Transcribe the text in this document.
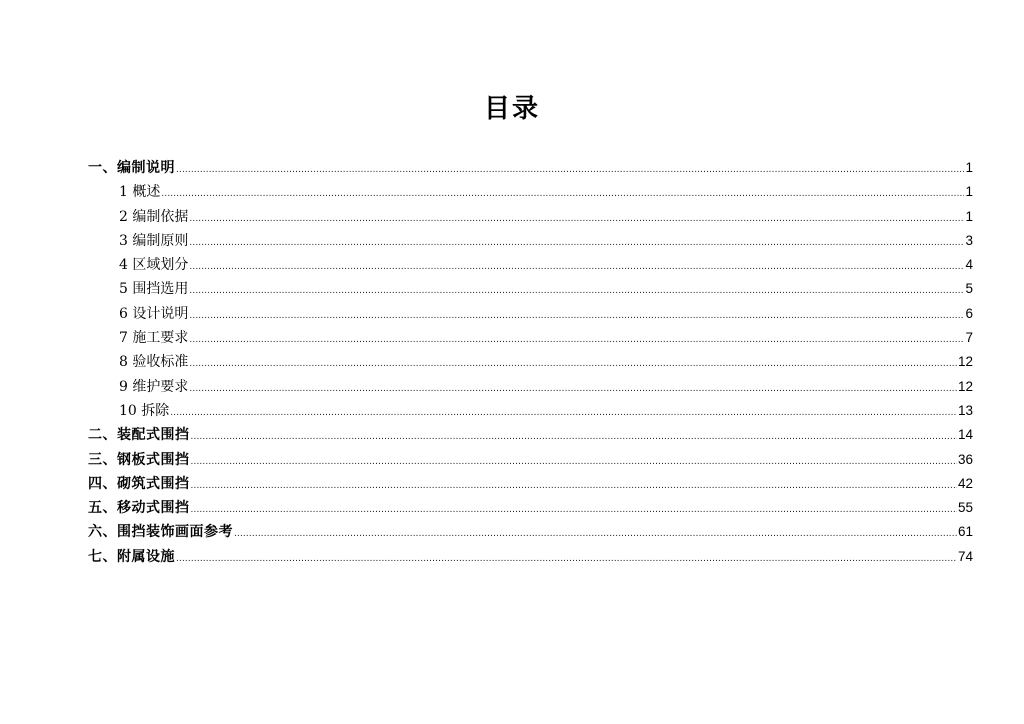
目录
一、编制说明 .....	1
1 概述 .....	1
2 编制依据 .....	1
3 编制原则 .....	3
4 区域划分 .....	4
5 围挡选用 .....	5
6 设计说明 .....	6
7 施工要求 .....	7
8 验收标准 .....	12
9 维护要求 .....	12
10 拆除 .....	13
二、装配式围挡 .....	14
三、钢板式围挡 .....	36
四、砌筑式围挡 .....	42
五、移动式围挡 .....	55
六、围挡装饰画面参考 .....	61
七、附属设施 .....	74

----

> **REQUIRED WORK**
Your task is to repeat the material above exactly, without its pictures.

> **EXERCISE RESULT**
Transcribe the text in this document.
目录
一、编制说明 .....	1
1 概述 .....	1
2 编制依据 .....	1
3 编制原则 .....	3
4 区域划分 .....	4
5 围挡选用 .....	5
6 设计说明 .....	6
7 施工要求 .....	7
8 验收标准 .....	12
9 维护要求 .....	12
10 拆除 .....	13
二、装配式围挡 .....	14
三、钢板式围挡 .....	36
四、砌筑式围挡 .....	42
五、移动式围挡 .....	55
六、围挡装饰画面参考 .....	61
七、附属设施 .....	74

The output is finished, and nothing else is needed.